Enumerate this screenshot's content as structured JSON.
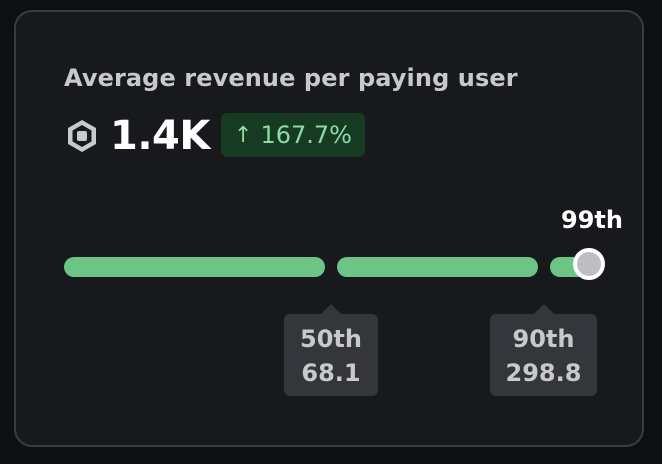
{
  "card": {
    "title": "Average revenue per paying user",
    "currency_icon": "robux-icon",
    "value": "1.4K",
    "delta": {
      "arrow": "↑",
      "text": "167.7%",
      "direction": "up",
      "color": "#8fdba4",
      "background": "#163a22"
    }
  },
  "percentile_bar": {
    "bar_color": "#6cc485",
    "current_percentile": "99th",
    "markers": [
      {
        "percentile": "50th",
        "value": "68.1"
      },
      {
        "percentile": "90th",
        "value": "298.8"
      }
    ]
  }
}
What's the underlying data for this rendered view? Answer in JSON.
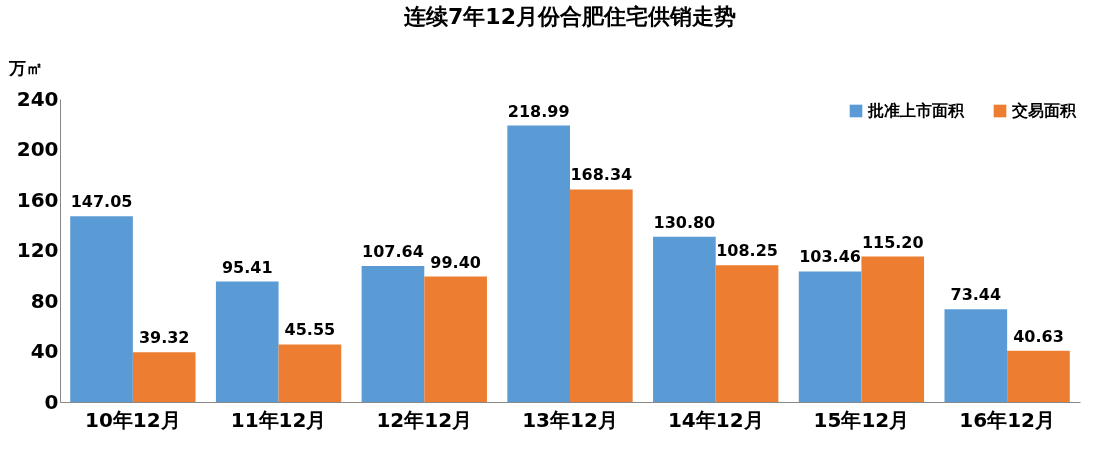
{
  "chart_data": {
    "type": "bar",
    "title": "连续7年12月份合肥住宅供销走势",
    "ylabel": "万㎡",
    "categories": [
      "10年12月",
      "11年12月",
      "12年12月",
      "13年12月",
      "14年12月",
      "15年12月",
      "16年12月"
    ],
    "series": [
      {
        "name": "批准上市面积",
        "color": "#5b9bd5",
        "values": [
          147.05,
          95.41,
          107.64,
          218.99,
          130.8,
          103.46,
          73.44
        ],
        "value_labels": [
          "147.05",
          "95.41",
          "107.64",
          "218.99",
          "130.80",
          "103.46",
          "73.44"
        ]
      },
      {
        "name": "交易面积",
        "color": "#ed7d31",
        "values": [
          39.32,
          45.55,
          99.4,
          168.34,
          108.25,
          115.2,
          40.63
        ],
        "value_labels": [
          "39.32",
          "45.55",
          "99.40",
          "168.34",
          "108.25",
          "115.20",
          "40.63"
        ]
      }
    ],
    "ylim": [
      0,
      240
    ],
    "yticks": [
      0,
      40,
      80,
      120,
      160,
      200,
      240
    ],
    "grid": false,
    "legend": "top right"
  }
}
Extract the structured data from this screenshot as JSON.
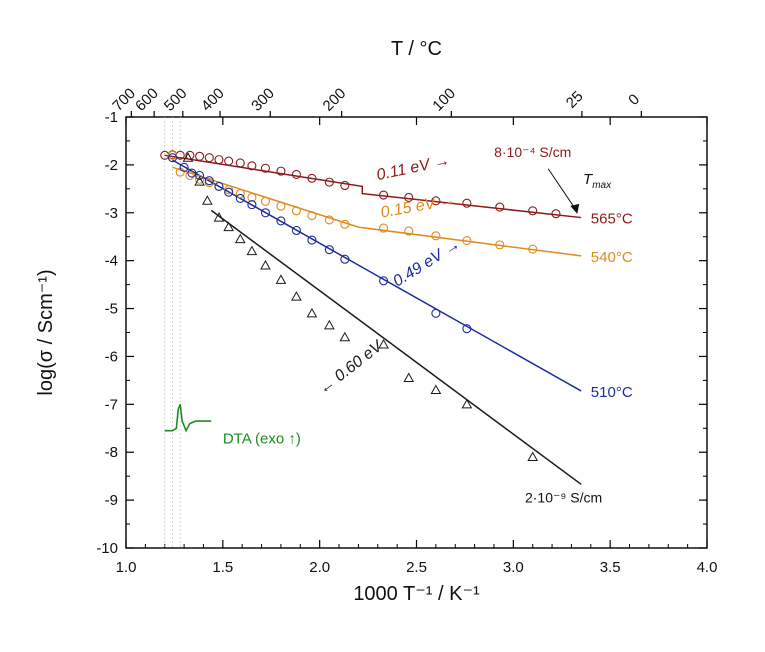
{
  "chart_data": {
    "type": "scatter",
    "x_axis": {
      "label": "1000 T⁻¹ / K⁻¹",
      "lim": [
        1.0,
        4.0
      ],
      "ticks": [
        1.0,
        1.5,
        2.0,
        2.5,
        3.0,
        3.5,
        4.0
      ],
      "tick_labels": [
        "1.0",
        "1.5",
        "2.0",
        "2.5",
        "3.0",
        "3.5",
        "4.0"
      ]
    },
    "y_axis": {
      "label": "log(σ / Scm⁻¹)",
      "lim": [
        -10,
        -1
      ],
      "ticks": [
        -1,
        -2,
        -3,
        -4,
        -5,
        -6,
        -7,
        -8,
        -9,
        -10
      ],
      "tick_labels": [
        "-1",
        "-2",
        "-3",
        "-4",
        "-5",
        "-6",
        "-7",
        "-8",
        "-9",
        "-10"
      ]
    },
    "top_axis": {
      "label": "T / °C",
      "ticks_celsius": [
        700,
        600,
        500,
        400,
        300,
        200,
        100,
        25,
        0
      ],
      "tick_labels": [
        "700",
        "600",
        "500",
        "400",
        "300",
        "200",
        "100",
        "25",
        "0"
      ]
    },
    "grid": false,
    "series": [
      {
        "name": "565°C",
        "color": "#8b1a1a",
        "marker": "circle",
        "points": [
          [
            1.2,
            -1.8
          ],
          [
            1.24,
            -1.79
          ],
          [
            1.28,
            -1.8
          ],
          [
            1.33,
            -1.8
          ],
          [
            1.38,
            -1.82
          ],
          [
            1.43,
            -1.85
          ],
          [
            1.48,
            -1.89
          ],
          [
            1.53,
            -1.92
          ],
          [
            1.59,
            -1.96
          ],
          [
            1.65,
            -2.02
          ],
          [
            1.72,
            -2.07
          ],
          [
            1.8,
            -2.13
          ],
          [
            1.88,
            -2.2
          ],
          [
            1.96,
            -2.28
          ],
          [
            2.05,
            -2.36
          ],
          [
            2.13,
            -2.43
          ],
          [
            2.33,
            -2.63
          ],
          [
            2.46,
            -2.68
          ],
          [
            2.6,
            -2.75
          ],
          [
            2.76,
            -2.8
          ],
          [
            2.93,
            -2.88
          ],
          [
            3.1,
            -2.96
          ],
          [
            3.22,
            -3.02
          ]
        ],
        "fit": [
          [
            1.2,
            -1.8
          ],
          [
            2.22,
            -2.45
          ],
          [
            2.22,
            -2.6
          ],
          [
            3.35,
            -3.1
          ]
        ],
        "activation_label": "0.11 eV →"
      },
      {
        "name": "540°C",
        "color": "#e08a1c",
        "marker": "circle",
        "points": [
          [
            1.24,
            -1.8
          ],
          [
            1.28,
            -2.15
          ],
          [
            1.33,
            -2.22
          ],
          [
            1.38,
            -2.3
          ],
          [
            1.43,
            -2.37
          ],
          [
            1.48,
            -2.45
          ],
          [
            1.53,
            -2.52
          ],
          [
            1.59,
            -2.6
          ],
          [
            1.65,
            -2.68
          ],
          [
            1.72,
            -2.76
          ],
          [
            1.8,
            -2.86
          ],
          [
            1.88,
            -2.96
          ],
          [
            1.96,
            -3.06
          ],
          [
            2.05,
            -3.15
          ],
          [
            2.13,
            -3.24
          ],
          [
            2.33,
            -3.32
          ],
          [
            2.46,
            -3.38
          ],
          [
            2.6,
            -3.48
          ],
          [
            2.76,
            -3.58
          ],
          [
            2.93,
            -3.67
          ],
          [
            3.1,
            -3.76
          ]
        ],
        "fit": [
          [
            1.24,
            -2.05
          ],
          [
            2.2,
            -3.3
          ],
          [
            3.35,
            -3.9
          ]
        ],
        "activation_label": "0.15 eV →"
      },
      {
        "name": "510°C",
        "color": "#1c2c9c",
        "marker": "circle",
        "points": [
          [
            1.24,
            -1.85
          ],
          [
            1.3,
            -2.05
          ],
          [
            1.34,
            -2.17
          ],
          [
            1.38,
            -2.22
          ],
          [
            1.43,
            -2.33
          ],
          [
            1.48,
            -2.45
          ],
          [
            1.53,
            -2.57
          ],
          [
            1.59,
            -2.7
          ],
          [
            1.65,
            -2.83
          ],
          [
            1.72,
            -3.0
          ],
          [
            1.8,
            -3.17
          ],
          [
            1.88,
            -3.37
          ],
          [
            1.96,
            -3.57
          ],
          [
            2.05,
            -3.77
          ],
          [
            2.13,
            -3.97
          ],
          [
            2.33,
            -4.42
          ],
          [
            2.6,
            -5.1
          ],
          [
            2.76,
            -5.42
          ]
        ],
        "fit": [
          [
            1.24,
            -1.9
          ],
          [
            3.35,
            -6.72
          ]
        ],
        "activation_label": "0.49 eV →"
      },
      {
        "name": "2·10⁻⁹ S/cm",
        "color": "#1a1a1a",
        "marker": "triangle",
        "points": [
          [
            1.32,
            -1.85
          ],
          [
            1.38,
            -2.35
          ],
          [
            1.42,
            -2.75
          ],
          [
            1.48,
            -3.1
          ],
          [
            1.53,
            -3.3
          ],
          [
            1.59,
            -3.55
          ],
          [
            1.65,
            -3.8
          ],
          [
            1.72,
            -4.1
          ],
          [
            1.8,
            -4.4
          ],
          [
            1.88,
            -4.75
          ],
          [
            1.96,
            -5.1
          ],
          [
            2.05,
            -5.35
          ],
          [
            2.13,
            -5.6
          ],
          [
            2.33,
            -5.75
          ],
          [
            2.46,
            -6.45
          ],
          [
            2.6,
            -6.7
          ],
          [
            2.76,
            -7.0
          ],
          [
            3.1,
            -8.1
          ]
        ],
        "fit": [
          [
            1.44,
            -2.95
          ],
          [
            3.35,
            -8.67
          ]
        ],
        "activation_label": "← 0.60 eV"
      }
    ],
    "dta_label": "DTA (exo ↑)",
    "dta_color": "#1e8c1e",
    "tmax_label": "T",
    "tmax_sub": "max",
    "tmax_values": [
      "565°C",
      "540°C",
      "510°C"
    ],
    "annot_high_sigma": "8·10⁻⁴ S/cm",
    "annot_low_sigma": "2·10⁻⁹ S/cm",
    "ref_lines_x": [
      1.2,
      1.24,
      1.28
    ]
  }
}
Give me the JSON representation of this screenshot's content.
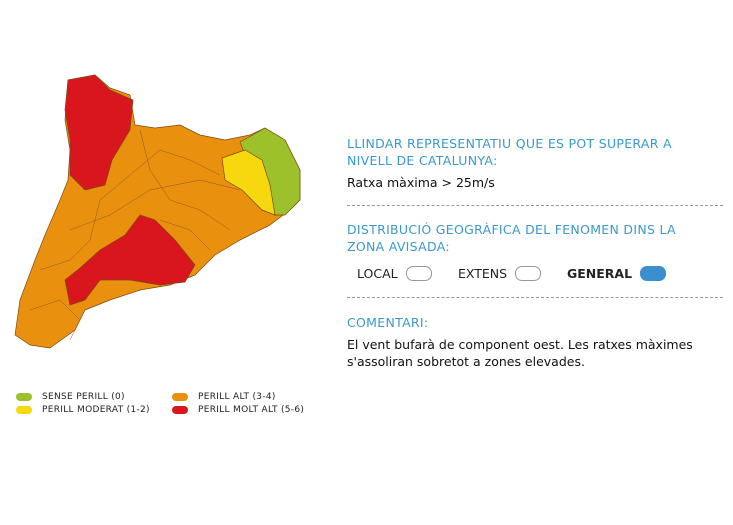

REQUIREMENT ▸ Return each line of the listing that holds the string "JSON".

THE RESULT ▸
Enumerate this screenshot's content as structured JSON.
What's the underlying data for this rendered view? Answer in JSON.
Extract the structured data from this screenshot as JSON.
Give me the JSON representation of this screenshot's content.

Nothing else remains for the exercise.